• [WORK INSTRUCTIONS]: Write out the material exactly. Do not include the pictures.

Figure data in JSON
::::::::
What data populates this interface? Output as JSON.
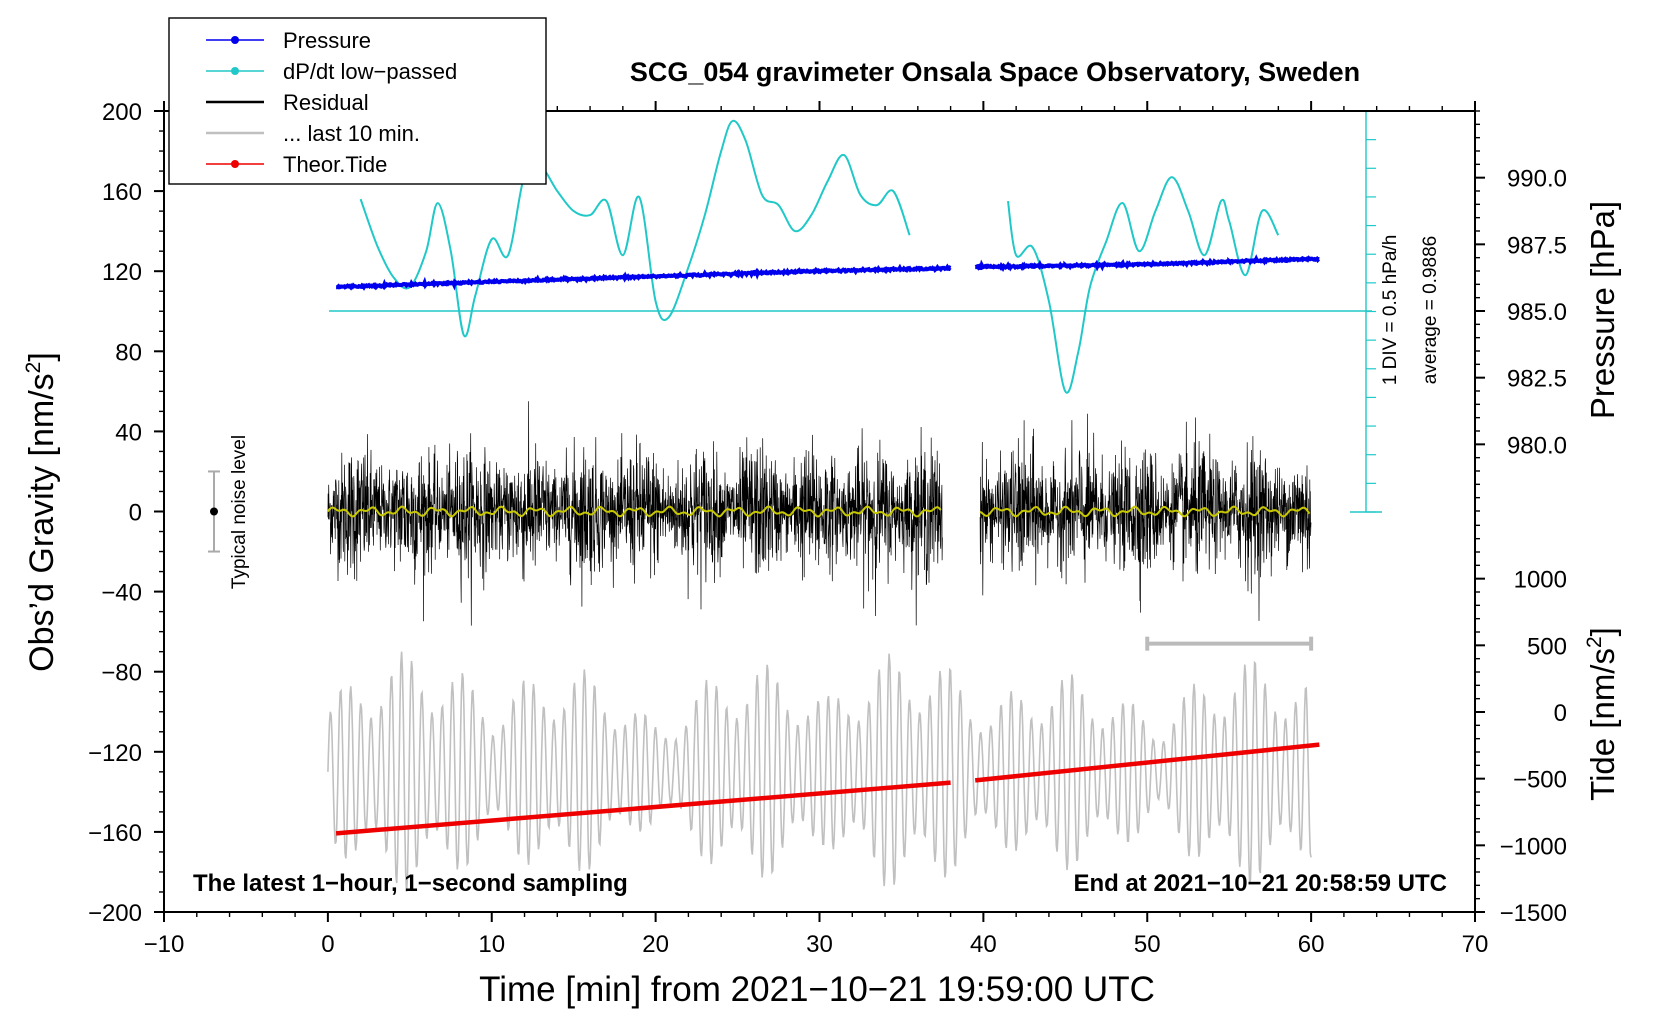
{
  "chart_data": {
    "type": "line",
    "title": "SCG_054 gravimeter Onsala Space Observatory, Sweden",
    "xlabel": "Time [min] from 2021−10−21 19:59:00 UTC",
    "ylabel_left_main": "Obs’d Gravity [nm/s",
    "ylabel_left_sup": "2",
    "ylabel_left_end": "]",
    "ylabel_right_pressure": "Pressure [hPa]",
    "ylabel_right_tide_main": "Tide [nm/s",
    "ylabel_right_tide_sup": "2",
    "ylabel_right_tide_end": "]",
    "xlim": [
      -10,
      70
    ],
    "ylim": [
      -200,
      200
    ],
    "x_ticks": [
      {
        "v": -10,
        "label": "−10"
      },
      {
        "v": 0,
        "label": "0"
      },
      {
        "v": 10,
        "label": "10"
      },
      {
        "v": 20,
        "label": "20"
      },
      {
        "v": 30,
        "label": "30"
      },
      {
        "v": 40,
        "label": "40"
      },
      {
        "v": 50,
        "label": "50"
      },
      {
        "v": 60,
        "label": "60"
      },
      {
        "v": 70,
        "label": "70"
      }
    ],
    "y_ticks": [
      {
        "v": 200,
        "label": "200"
      },
      {
        "v": 160,
        "label": "160"
      },
      {
        "v": 120,
        "label": "120"
      },
      {
        "v": 80,
        "label": "80"
      },
      {
        "v": 40,
        "label": "40"
      },
      {
        "v": 0,
        "label": "0"
      },
      {
        "v": -40,
        "label": "−40"
      },
      {
        "v": -80,
        "label": "−80"
      },
      {
        "v": -120,
        "label": "−120"
      },
      {
        "v": -160,
        "label": "−160"
      },
      {
        "v": -200,
        "label": "−200"
      }
    ],
    "pressure_axis": {
      "ylim_hpa": [
        977.5,
        992.5
      ],
      "ticks": [
        {
          "v": 990.0,
          "label": "990.0"
        },
        {
          "v": 987.5,
          "label": "987.5"
        },
        {
          "v": 985.0,
          "label": "985.0"
        },
        {
          "v": 982.5,
          "label": "982.5"
        },
        {
          "v": 980.0,
          "label": "980.0"
        }
      ]
    },
    "tide_axis": {
      "ylim": [
        -1500,
        1500
      ],
      "ticks": [
        {
          "v": 1000,
          "label": "1000"
        },
        {
          "v": 500,
          "label": "500"
        },
        {
          "v": 0,
          "label": "0"
        },
        {
          "v": -500,
          "label": "−500"
        },
        {
          "v": -1000,
          "label": "−1000"
        },
        {
          "v": -1500,
          "label": "−1500"
        }
      ]
    },
    "legend": {
      "placement": "top-left",
      "entries": [
        {
          "label": "Pressure",
          "color": "#0000ee",
          "marker": true
        },
        {
          "label": "dP/dt low−passed",
          "color": "#20c8c8",
          "marker": true
        },
        {
          "label": "Residual",
          "color": "#000000",
          "marker": false
        },
        {
          "label": "... last 10 min.",
          "color": "#c0c0c0",
          "marker": false
        },
        {
          "label": "Theor.Tide",
          "color": "#ee0000",
          "marker": true
        }
      ]
    },
    "series": [
      {
        "name": "Pressure",
        "color": "#0000ee",
        "units": "hPa",
        "segments": [
          {
            "x": [
              0.5,
              10,
              20,
              30,
              38
            ],
            "y": [
              985.9,
              986.1,
              986.3,
              986.5,
              986.6
            ]
          },
          {
            "x": [
              39.5,
              45,
              50,
              55,
              60.5
            ],
            "y": [
              986.65,
              986.7,
              986.75,
              986.85,
              986.95
            ]
          }
        ]
      },
      {
        "name": "dP/dt low−passed",
        "color": "#20c8c8",
        "units": "gravity-axis plot units",
        "segments": [
          {
            "x": [
              2,
              3,
              4,
              5,
              6,
              6.7,
              7.5,
              8.3,
              9,
              10,
              11,
              12,
              13,
              14,
              15,
              16,
              17,
              18,
              19,
              20,
              20.8,
              22,
              23,
              24,
              24.7,
              25.5,
              26.5,
              27.5,
              28.5,
              29.5,
              30.5,
              31.5,
              32.5,
              33.5,
              34.5,
              35.5
            ],
            "y": [
              156,
              133,
              117,
              112,
              130,
              154,
              130,
              88,
              108,
              136,
              128,
              168,
              172,
              160,
              150,
              148,
              155,
              128,
              157,
              105,
              97,
              122,
              148,
              180,
              195,
              185,
              158,
              153,
              140,
              148,
              165,
              178,
              158,
              153,
              160,
              138
            ]
          },
          {
            "x": [
              41.5,
              42,
              43,
              44,
              45,
              45.8,
              46.5,
              47.5,
              48.5,
              49.5,
              50.5,
              51.5,
              52.5,
              53.5,
              54.5,
              55,
              56,
              57,
              58
            ],
            "y": [
              155,
              128,
              132,
              105,
              60,
              80,
              112,
              135,
              154,
              130,
              150,
              167,
              150,
              128,
              155,
              145,
              118,
              150,
              138
            ]
          }
        ]
      },
      {
        "name": "Residual",
        "color": "#000000",
        "units": "nm/s²",
        "segments": [
          {
            "x_range": [
              0,
              37.5
            ],
            "noise_amplitude": 40
          },
          {
            "x_range": [
              39.8,
              60
            ],
            "noise_amplitude": 40
          }
        ]
      },
      {
        "name": "Residual smoothed",
        "color": "#c8c800",
        "units": "nm/s²",
        "segments": [
          {
            "x_range": [
              0,
              37.5
            ],
            "y": 0
          },
          {
            "x_range": [
              39.8,
              60
            ],
            "y": 0
          }
        ]
      },
      {
        "name": "... last 10 min.",
        "color": "#c0c0c0",
        "units": "nm/s² (offset)",
        "segments": [
          {
            "x_range": [
              0,
              60
            ],
            "center": -130,
            "amplitude": 45
          }
        ]
      },
      {
        "name": "Theor.Tide",
        "color": "#ee0000",
        "units": "nm/s²",
        "segments": [
          {
            "x": [
              0.5,
              38
            ],
            "y": [
              -910,
              -530
            ]
          },
          {
            "x": [
              39.5,
              60.5
            ],
            "y": [
              -513,
              -245
            ]
          }
        ]
      }
    ],
    "annotations": {
      "zero_line_label": "",
      "div_label": "1 DIV = 0.5 hPa/h",
      "average_label": "average = 0.9886",
      "noise_label": "Typical noise level",
      "bottom_left": "The latest 1−hour, 1−second sampling",
      "bottom_right": "End at 2021−10−21 20:58:59 UTC",
      "last10_range": [
        50,
        60
      ]
    }
  }
}
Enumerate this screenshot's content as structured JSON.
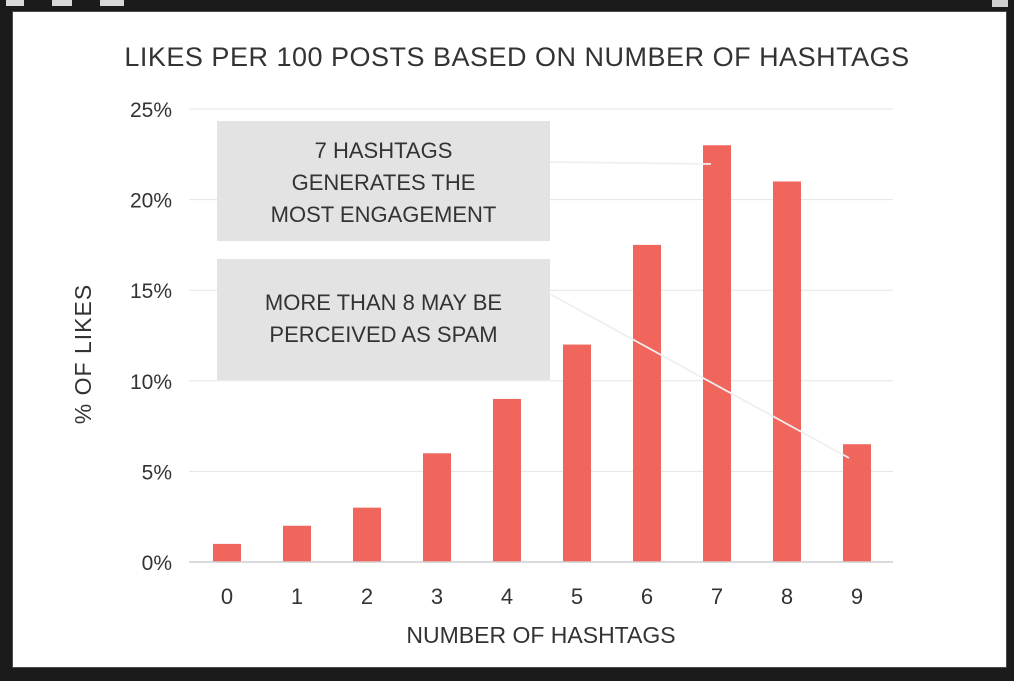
::::::::
• [OUTPUT OF THE TASK]:
What data populates this interface? Output as JSON.
{
  "chart_data": {
    "type": "line",
    "title": "SCG_054 gravimeter Onsala Space Observatory, Sweden",
    "xlabel": "Time [min] from 2021−10−21 19:59:00 UTC",
    "ylabel_left_main": "Obs’d Gravity [nm/s",
    "ylabel_left_sup": "2",
    "ylabel_left_end": "]",
    "ylabel_right_pressure": "Pressure [hPa]",
    "ylabel_right_tide_main": "Tide [nm/s",
    "ylabel_right_tide_sup": "2",
    "ylabel_right_tide_end": "]",
    "xlim": [
      -10,
      70
    ],
    "ylim": [
      -200,
      200
    ],
    "x_ticks": [
      {
        "v": -10,
        "label": "−10"
      },
      {
        "v": 0,
        "label": "0"
      },
      {
        "v": 10,
        "label": "10"
      },
      {
        "v": 20,
        "label": "20"
      },
      {
        "v": 30,
        "label": "30"
      },
      {
        "v": 40,
        "label": "40"
      },
      {
        "v": 50,
        "label": "50"
      },
      {
        "v": 60,
        "label": "60"
      },
      {
        "v": 70,
        "label": "70"
      }
    ],
    "y_ticks": [
      {
        "v": 200,
        "label": "200"
      },
      {
        "v": 160,
        "label": "160"
      },
      {
        "v": 120,
        "label": "120"
      },
      {
        "v": 80,
        "label": "80"
      },
      {
        "v": 40,
        "label": "40"
      },
      {
        "v": 0,
        "label": "0"
      },
      {
        "v": -40,
        "label": "−40"
      },
      {
        "v": -80,
        "label": "−80"
      },
      {
        "v": -120,
        "label": "−120"
      },
      {
        "v": -160,
        "label": "−160"
      },
      {
        "v": -200,
        "label": "−200"
      }
    ],
    "pressure_axis": {
      "ylim_hpa": [
        977.5,
        992.5
      ],
      "ticks": [
        {
          "v": 990.0,
          "label": "990.0"
        },
        {
          "v": 987.5,
          "label": "987.5"
        },
        {
          "v": 985.0,
          "label": "985.0"
        },
        {
          "v": 982.5,
          "label": "982.5"
        },
        {
          "v": 980.0,
          "label": "980.0"
        }
      ]
    },
    "tide_axis": {
      "ylim": [
        -1500,
        1500
      ],
      "ticks": [
        {
          "v": 1000,
          "label": "1000"
        },
        {
          "v": 500,
          "label": "500"
        },
        {
          "v": 0,
          "label": "0"
        },
        {
          "v": -500,
          "label": "−500"
        },
        {
          "v": -1000,
          "label": "−1000"
        },
        {
          "v": -1500,
          "label": "−1500"
        }
      ]
    },
    "legend": {
      "placement": "top-left",
      "entries": [
        {
          "label": "Pressure",
          "color": "#0000ee",
          "marker": true
        },
        {
          "label": "dP/dt low−passed",
          "color": "#20c8c8",
          "marker": true
        },
        {
          "label": "Residual",
          "color": "#000000",
          "marker": false
        },
        {
          "label": "... last 10 min.",
          "color": "#c0c0c0",
          "marker": false
        },
        {
          "label": "Theor.Tide",
          "color": "#ee0000",
          "marker": true
        }
      ]
    },
    "series": [
      {
        "name": "Pressure",
        "color": "#0000ee",
        "units": "hPa",
        "segments": [
          {
            "x": [
              0.5,
              10,
              20,
              30,
              38
            ],
            "y": [
              985.9,
              986.1,
              986.3,
              986.5,
              986.6
            ]
          },
          {
            "x": [
              39.5,
              45,
              50,
              55,
              60.5
            ],
            "y": [
              986.65,
              986.7,
              986.75,
              986.85,
              986.95
            ]
          }
        ]
      },
      {
        "name": "dP/dt low−passed",
        "color": "#20c8c8",
        "units": "gravity-axis plot units",
        "segments": [
          {
            "x": [
              2,
              3,
              4,
              5,
              6,
              6.7,
              7.5,
              8.3,
              9,
              10,
              11,
              12,
              13,
              14,
              15,
              16,
              17,
              18,
              19,
              20,
              20.8,
              22,
              23,
              24,
              24.7,
              25.5,
              26.5,
              27.5,
              28.5,
              29.5,
              30.5,
              31.5,
              32.5,
              33.5,
              34.5,
              35.5
            ],
            "y": [
              156,
              133,
              117,
              112,
              130,
              154,
              130,
              88,
              108,
              136,
              128,
              168,
              172,
              160,
              150,
              148,
              155,
              128,
              157,
              105,
              97,
              122,
              148,
              180,
              195,
              185,
              158,
              153,
              140,
              148,
              165,
              178,
              158,
              153,
              160,
              138
            ]
          },
          {
            "x": [
              41.5,
              42,
              43,
              44,
              45,
              45.8,
              46.5,
              47.5,
              48.5,
              49.5,
              50.5,
              51.5,
              52.5,
              53.5,
              54.5,
              55,
              56,
              57,
              58
            ],
            "y": [
              155,
              128,
              132,
              105,
              60,
              80,
              112,
              135,
              154,
              130,
              150,
              167,
              150,
              128,
              155,
              145,
              118,
              150,
              138
            ]
          }
        ]
      },
      {
        "name": "Residual",
        "color": "#000000",
        "units": "nm/s²",
        "segments": [
          {
            "x_range": [
              0,
              37.5
            ],
            "noise_amplitude": 40
          },
          {
            "x_range": [
              39.8,
              60
            ],
            "noise_amplitude": 40
          }
        ]
      },
      {
        "name": "Residual smoothed",
        "color": "#c8c800",
        "units": "nm/s²",
        "segments": [
          {
            "x_range": [
              0,
              37.5
            ],
            "y": 0
          },
          {
            "x_range": [
              39.8,
              60
            ],
            "y": 0
          }
        ]
      },
      {
        "name": "... last 10 min.",
        "color": "#c0c0c0",
        "units": "nm/s² (offset)",
        "segments": [
          {
            "x_range": [
              0,
              60
            ],
            "center": -130,
            "amplitude": 45
          }
        ]
      },
      {
        "name": "Theor.Tide",
        "color": "#ee0000",
        "units": "nm/s²",
        "segments": [
          {
            "x": [
              0.5,
              38
            ],
            "y": [
              -910,
              -530
            ]
          },
          {
            "x": [
              39.5,
              60.5
            ],
            "y": [
              -513,
              -245
            ]
          }
        ]
      }
    ],
    "annotations": {
      "zero_line_label": "",
      "div_label": "1 DIV = 0.5 hPa/h",
      "average_label": "average = 0.9886",
      "noise_label": "Typical noise level",
      "bottom_left": "The latest 1−hour, 1−second sampling",
      "bottom_right": "End at 2021−10−21 20:58:59 UTC",
      "last10_range": [
        50,
        60
      ]
    }
  }
}
Enumerate this screenshot's content as structured JSON.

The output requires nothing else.